» **GIVEN PASSAGE**:

========================================

Louise Manny, New York, 1935

photographer unknown

Dr. Louise Manny Bequest

 

"Something which is truly our own…"

 

Dr. Louise E. Manny
(1890-1970)

 

 

Many commemorative sketches and biographies of this dynamic woman exist, all chronicling a life filled with museum service, heritage conservation, historical research and authorship. This festival-founding, library-managing, folksong-collecting woman from the Miramichi had a single and comprehensive purpose: to preserve and promote New Brunswick's rich history, with particular accent on her cherished childhood town of Newcastle. To this end, she laid the foundation for the Miramichi Historical Society, authored a weekly newspaper column recounting "Scenes from an Earlier Day," broadcast her research over CKMR radio in Newcastle, and built up a substantial collection of rare books and documents, among many other projects.

========================================

» **REQUIRED TASKS**:
• 1. Answer each question using the passage about Louise Manny:
(a) What years are given for her birth and death?
(b) What was the title of her weekly newspaper column?
(c) Over which radio station did she broadcast her research?
• 2. Write a continuation of the passage about Louise Manny, starting after its final sentence.
The lines that come next are from a different source than the passage about Louise Manny.

» **SUPPLIED DATA**:
========================================

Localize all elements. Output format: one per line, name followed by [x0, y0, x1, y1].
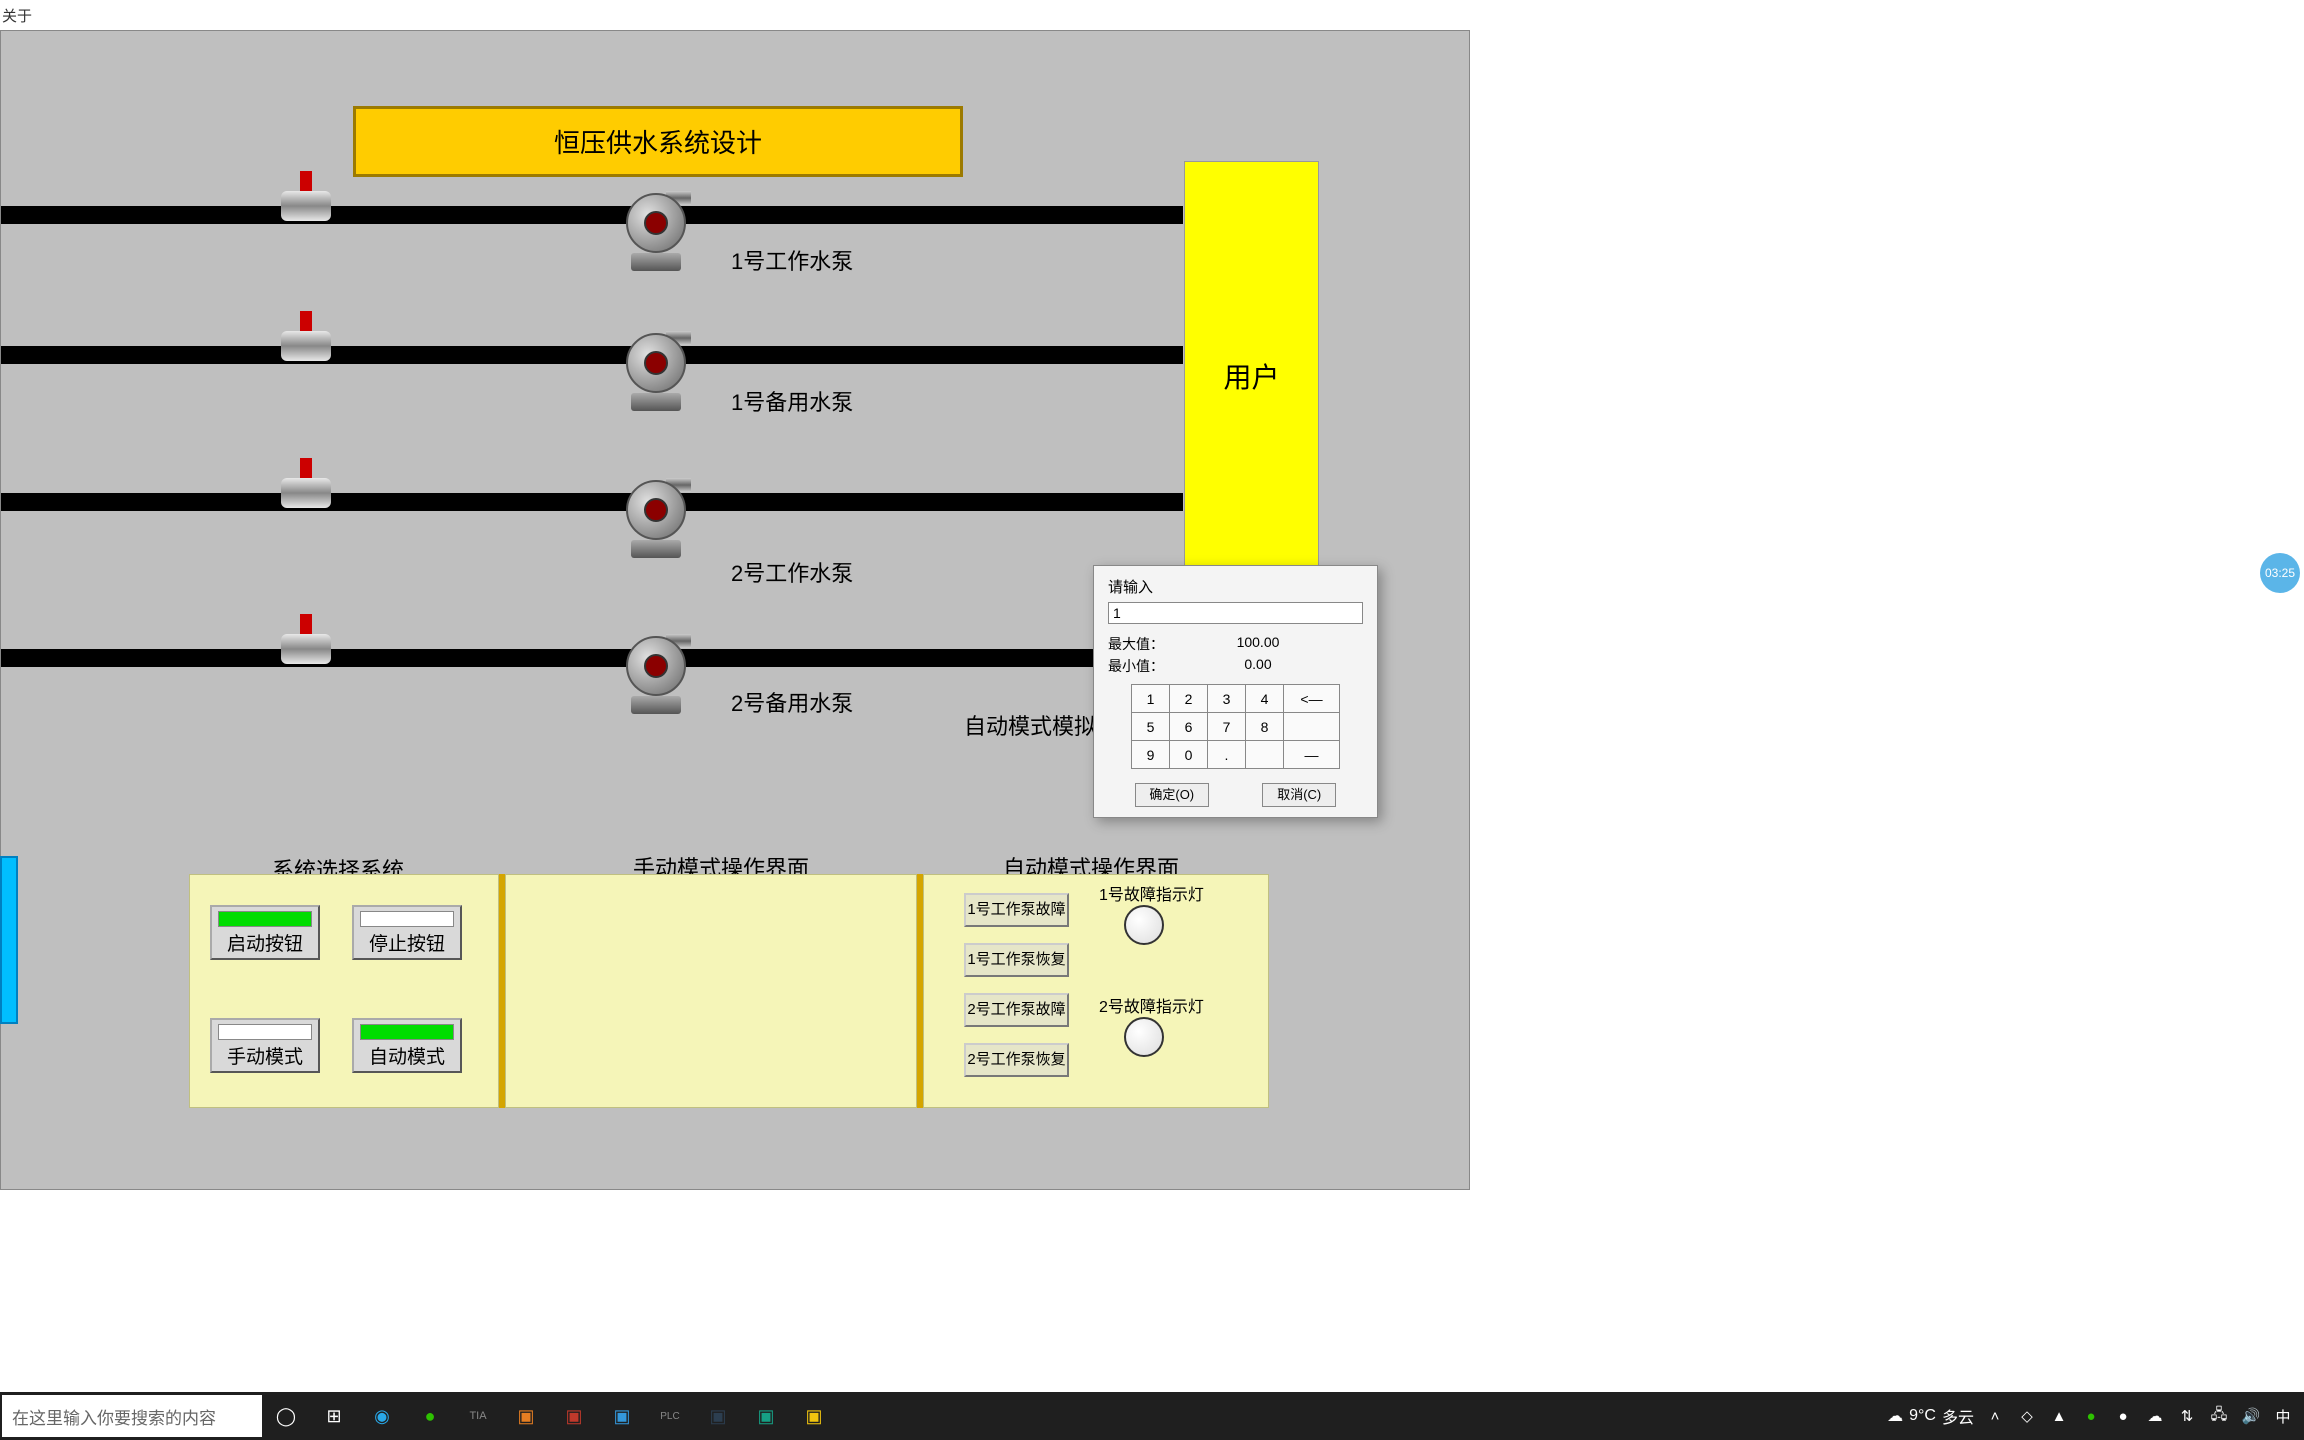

========================================

» **EXPECTED RESPONSES**:
• 1.
(a) 1890 to 1970
(b) "Scenes from an Earlier Day"
(c) CKMR radio in Newcastle

• 2.
Along the way, Louise Manny rubbed shoulders with major players on the heritage scene, as well as with dignitaries and scholars from New England and the Maritime Provinces. When she struck up a friendship with Newcastle's most famous son, Lord Beaverbrook, Manny found in him an enthusiastic patron and a kindred commemorative spirit. With Beaverbrook's financial backing, Manny directed the restoration of the Old Manse building in Newcastle and oversaw its conversion into a lending library for the town. Manny, who "thundered" about "our thousand-dollar kitchens and our ten-dollar libraries," worked incessantly to make books, films, magazines and musical recordings available to Newcastle's public. Beaverbrook also entrusted Manny with the oversight of several other heritage preservation projects. In 1946 he outfitted her with a huge recording machine and asked her to collect genuine Miramichi folksongs from local singers, with preference for traditional ballads sung by loggers in the surrounding lumber woods. His suggestion connected with Manny's attraction to New Brunswick folkways, launched her tour of tiny New Brunswick settlements in search of authentic folksongs, forged her friendships with Nova Scotia's song collector Helen Creighton and Maine folklorist Sandy Ives, produced a book: Songs of Miramichi, and spawned a cultural revival with a unique annual event: the Miramichi Folksong Festival

 

Louise Manny must be regarded as a pioneering force behind the mid-twentieth-century revival of local heritage in New Brunswick. By encouraging people to preserve the artefacts of the past – whether by collecting, commemorating or simply singing – she, along with others, inspired a province-wide celebration of history, and a passion among New Brunswick citizens to learn more about their roots. Researchers regularly wrote to her for historical information, and when they did, Louise shared from her trove of research notes, pointing out promising resources but urging seekers to "do your own research, which makes a much more interesting study than a rehash of someone else's findings." For her extensive accomplishments she was awarded two honourary doctorate degrees.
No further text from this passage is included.